Pull out every line with the word "title" from the entries below.
— Start —
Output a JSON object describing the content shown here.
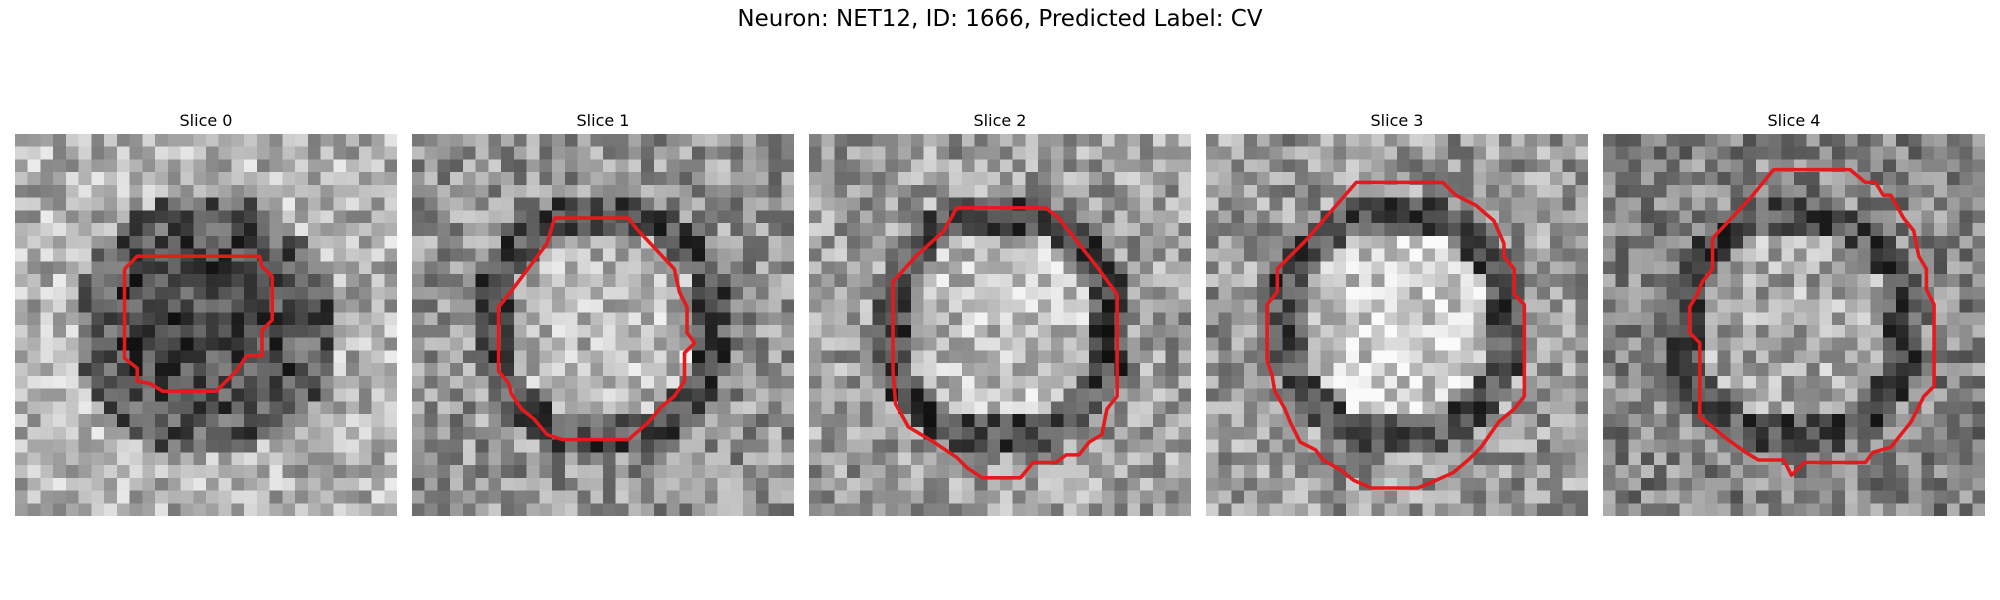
{
  "figure": {
    "title": "Neuron: NET12, ID: 1666, Predicted Label: CV"
  },
  "colors": {
    "contour": "#e41a1c",
    "background": "#ffffff"
  },
  "panels": [
    {
      "title": "Slice 0",
      "center_brightness": 0.28,
      "ring_brightness": 0.35,
      "outside_brightness": 0.7,
      "seed": 11
    },
    {
      "title": "Slice 1",
      "center_brightness": 0.72,
      "ring_brightness": 0.3,
      "outside_brightness": 0.58,
      "seed": 23
    },
    {
      "title": "Slice 2",
      "center_brightness": 0.74,
      "ring_brightness": 0.28,
      "outside_brightness": 0.62,
      "seed": 37
    },
    {
      "title": "Slice 3",
      "center_brightness": 0.8,
      "ring_brightness": 0.3,
      "outside_brightness": 0.6,
      "seed": 41
    },
    {
      "title": "Slice 4",
      "center_brightness": 0.66,
      "ring_brightness": 0.3,
      "outside_brightness": 0.52,
      "seed": 53
    }
  ]
}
— End —
## Full output
    "title": "Neuron: NET12, ID: 1666, Predicted Label: CV"
      "title": "Slice 0",
      "title": "Slice 1",
      "title": "Slice 2",
      "title": "Slice 3",
      "title": "Slice 4",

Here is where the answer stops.